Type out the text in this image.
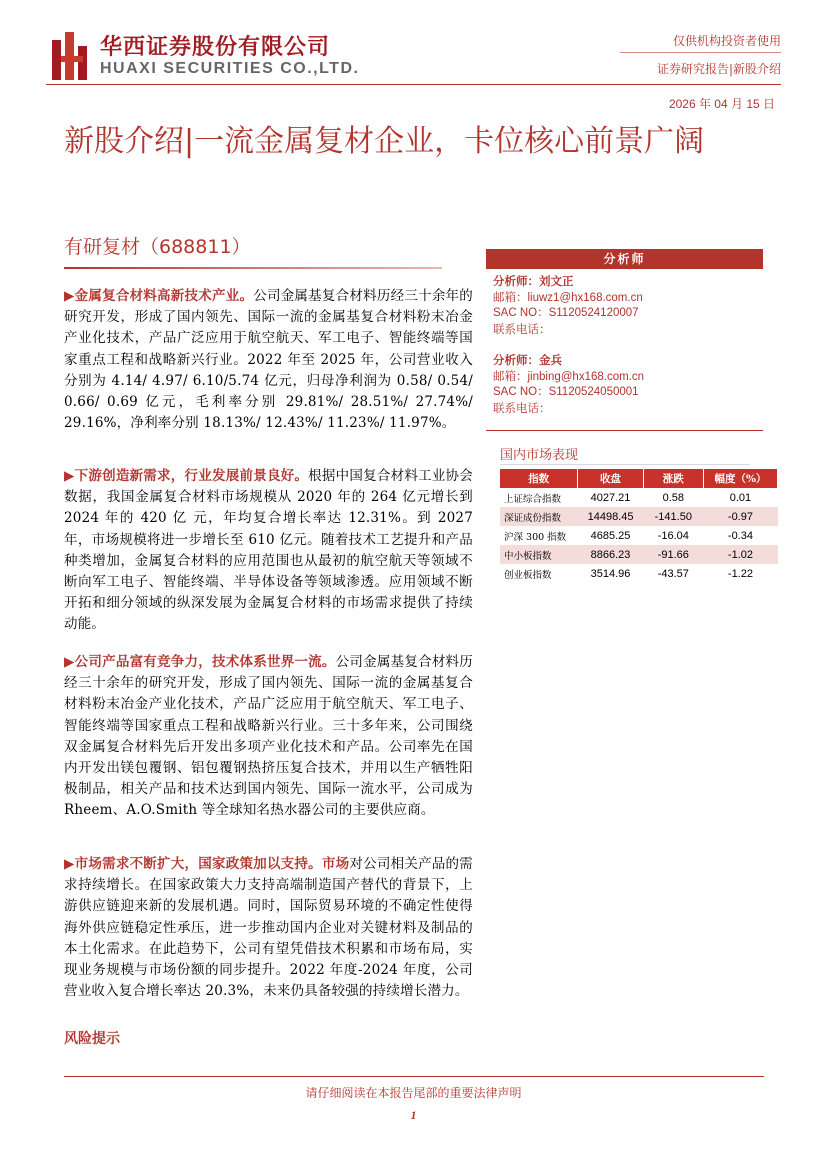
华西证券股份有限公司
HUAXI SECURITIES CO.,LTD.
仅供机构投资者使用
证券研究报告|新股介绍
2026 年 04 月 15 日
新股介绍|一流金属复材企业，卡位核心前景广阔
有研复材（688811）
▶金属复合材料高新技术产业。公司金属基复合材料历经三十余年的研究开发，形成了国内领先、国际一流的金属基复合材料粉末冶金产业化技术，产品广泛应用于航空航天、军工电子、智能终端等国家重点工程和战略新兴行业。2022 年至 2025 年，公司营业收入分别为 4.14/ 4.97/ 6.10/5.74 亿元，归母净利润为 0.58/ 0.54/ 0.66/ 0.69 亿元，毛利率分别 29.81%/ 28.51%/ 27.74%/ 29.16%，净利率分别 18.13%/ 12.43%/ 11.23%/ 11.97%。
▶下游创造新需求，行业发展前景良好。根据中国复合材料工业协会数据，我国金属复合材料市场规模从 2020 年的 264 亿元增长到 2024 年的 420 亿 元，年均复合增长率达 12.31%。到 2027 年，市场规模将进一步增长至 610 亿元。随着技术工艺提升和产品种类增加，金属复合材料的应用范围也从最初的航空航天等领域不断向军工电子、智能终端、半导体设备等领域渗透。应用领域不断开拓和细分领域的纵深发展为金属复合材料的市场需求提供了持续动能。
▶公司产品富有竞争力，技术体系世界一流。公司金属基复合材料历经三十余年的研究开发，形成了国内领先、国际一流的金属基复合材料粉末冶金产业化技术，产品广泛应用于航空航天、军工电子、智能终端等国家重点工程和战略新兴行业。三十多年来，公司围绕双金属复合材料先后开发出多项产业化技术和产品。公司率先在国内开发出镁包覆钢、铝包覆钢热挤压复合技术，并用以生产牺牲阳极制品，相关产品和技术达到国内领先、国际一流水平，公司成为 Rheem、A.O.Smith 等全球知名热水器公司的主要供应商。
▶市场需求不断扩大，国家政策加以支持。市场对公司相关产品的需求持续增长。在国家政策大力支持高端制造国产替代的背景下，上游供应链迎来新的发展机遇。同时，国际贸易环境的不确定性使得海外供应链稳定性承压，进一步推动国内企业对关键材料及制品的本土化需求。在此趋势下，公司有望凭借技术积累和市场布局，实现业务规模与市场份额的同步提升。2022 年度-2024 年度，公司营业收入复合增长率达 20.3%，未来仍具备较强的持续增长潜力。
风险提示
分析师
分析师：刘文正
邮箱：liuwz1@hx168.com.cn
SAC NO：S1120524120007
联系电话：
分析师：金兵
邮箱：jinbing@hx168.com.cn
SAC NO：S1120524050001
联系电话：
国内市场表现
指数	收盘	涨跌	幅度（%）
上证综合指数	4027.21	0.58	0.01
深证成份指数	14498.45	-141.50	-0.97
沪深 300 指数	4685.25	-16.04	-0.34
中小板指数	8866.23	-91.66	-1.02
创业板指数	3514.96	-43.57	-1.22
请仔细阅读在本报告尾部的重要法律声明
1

***

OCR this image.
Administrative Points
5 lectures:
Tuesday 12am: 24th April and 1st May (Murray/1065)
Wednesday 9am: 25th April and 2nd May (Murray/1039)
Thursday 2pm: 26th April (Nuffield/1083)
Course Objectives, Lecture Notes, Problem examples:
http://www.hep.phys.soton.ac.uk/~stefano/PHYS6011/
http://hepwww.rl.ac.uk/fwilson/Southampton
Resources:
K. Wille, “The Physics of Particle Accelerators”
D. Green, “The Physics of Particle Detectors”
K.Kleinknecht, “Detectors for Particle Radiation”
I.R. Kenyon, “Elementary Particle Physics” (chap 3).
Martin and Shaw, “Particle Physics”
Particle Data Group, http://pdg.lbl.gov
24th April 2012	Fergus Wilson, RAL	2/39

***

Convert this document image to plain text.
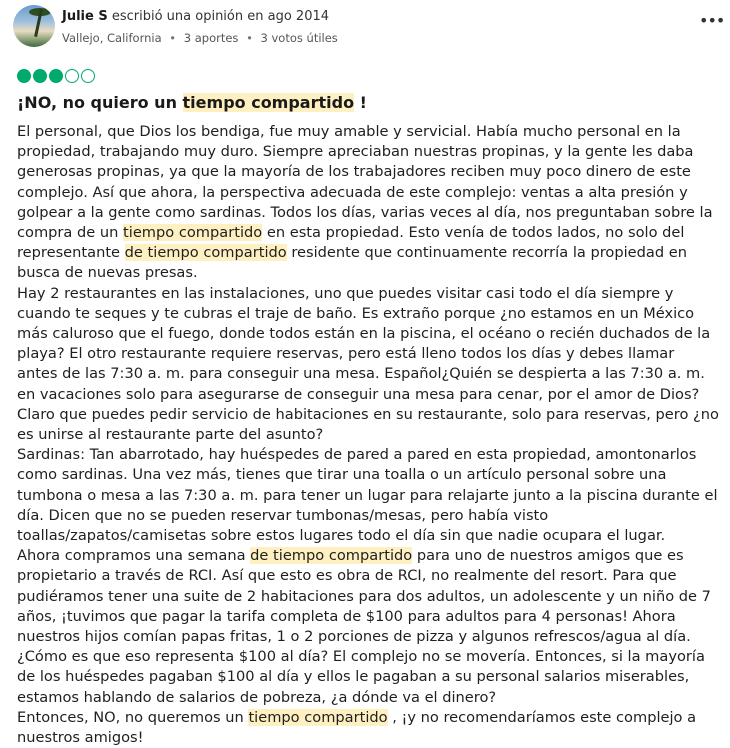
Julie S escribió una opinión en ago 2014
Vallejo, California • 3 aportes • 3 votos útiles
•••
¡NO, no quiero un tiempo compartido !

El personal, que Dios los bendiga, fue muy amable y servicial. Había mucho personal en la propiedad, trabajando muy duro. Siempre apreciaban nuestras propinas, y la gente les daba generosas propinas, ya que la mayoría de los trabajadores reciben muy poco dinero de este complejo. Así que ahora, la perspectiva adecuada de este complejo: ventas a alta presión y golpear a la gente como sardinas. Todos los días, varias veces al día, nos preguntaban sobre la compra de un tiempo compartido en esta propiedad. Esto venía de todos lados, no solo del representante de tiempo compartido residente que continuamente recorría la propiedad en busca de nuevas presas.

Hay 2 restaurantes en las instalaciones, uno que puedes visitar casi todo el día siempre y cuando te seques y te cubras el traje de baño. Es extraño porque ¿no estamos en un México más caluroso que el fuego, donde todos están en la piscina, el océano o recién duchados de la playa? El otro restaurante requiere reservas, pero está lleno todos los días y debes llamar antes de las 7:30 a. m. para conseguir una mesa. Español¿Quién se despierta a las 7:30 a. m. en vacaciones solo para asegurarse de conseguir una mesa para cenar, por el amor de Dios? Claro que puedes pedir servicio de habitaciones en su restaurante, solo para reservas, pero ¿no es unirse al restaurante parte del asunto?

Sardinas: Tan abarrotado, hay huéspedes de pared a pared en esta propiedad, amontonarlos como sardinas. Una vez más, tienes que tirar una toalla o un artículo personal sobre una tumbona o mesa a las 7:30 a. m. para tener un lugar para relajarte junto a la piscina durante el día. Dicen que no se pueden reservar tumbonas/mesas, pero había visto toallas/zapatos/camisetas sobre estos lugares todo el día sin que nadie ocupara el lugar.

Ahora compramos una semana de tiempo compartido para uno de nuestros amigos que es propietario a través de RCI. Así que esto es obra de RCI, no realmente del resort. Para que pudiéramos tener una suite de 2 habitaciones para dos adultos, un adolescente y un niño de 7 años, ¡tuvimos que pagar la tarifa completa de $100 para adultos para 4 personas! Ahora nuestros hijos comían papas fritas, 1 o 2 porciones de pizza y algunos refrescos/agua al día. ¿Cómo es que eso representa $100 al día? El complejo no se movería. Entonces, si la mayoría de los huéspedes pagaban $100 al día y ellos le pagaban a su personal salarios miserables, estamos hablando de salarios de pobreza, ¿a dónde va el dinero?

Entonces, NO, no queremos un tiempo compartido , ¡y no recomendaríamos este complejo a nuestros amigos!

***

■ Exercise ■
In the records above, find each line with the word "国际一流的金属基复合材料粉末冶金产业化技术" and copy it.

■ Response below ■
▶金属复合材料高新技术产业。公司金属基复合材料历经三十余年的研究开发，形成了国内领先、国际一流的金属基复合材料粉末冶金产业化技术，产品广泛应用于航空航天、军工电子、智能终端等国家重点工程和战略新兴行业。2022 年至 2025 年，公司营业收入分别为 4.14/ 4.97/ 6.10/5.74 亿元，归母净利润为 0.58/ 0.54/ 0.66/ 0.69 亿元，毛利率分别 29.81%/ 28.51%/ 27.74%/ 29.16%，净利率分别 18.13%/ 12.43%/ 11.23%/ 11.97%。
▶公司产品富有竞争力，技术体系世界一流。公司金属基复合材料历经三十余年的研究开发，形成了国内领先、国际一流的金属基复合材料粉末冶金产业化技术，产品广泛应用于航空航天、军工电子、智能终端等国家重点工程和战略新兴行业。三十多年来，公司围绕双金属复合材料先后开发出多项产业化技术和产品。公司率先在国内开发出镁包覆钢、铝包覆钢热挤压复合技术，并用以生产牺牲阳极制品，相关产品和技术达到国内领先、国际一流水平，公司成为 Rheem、A.O.Smith 等全球知名热水器公司的主要供应商。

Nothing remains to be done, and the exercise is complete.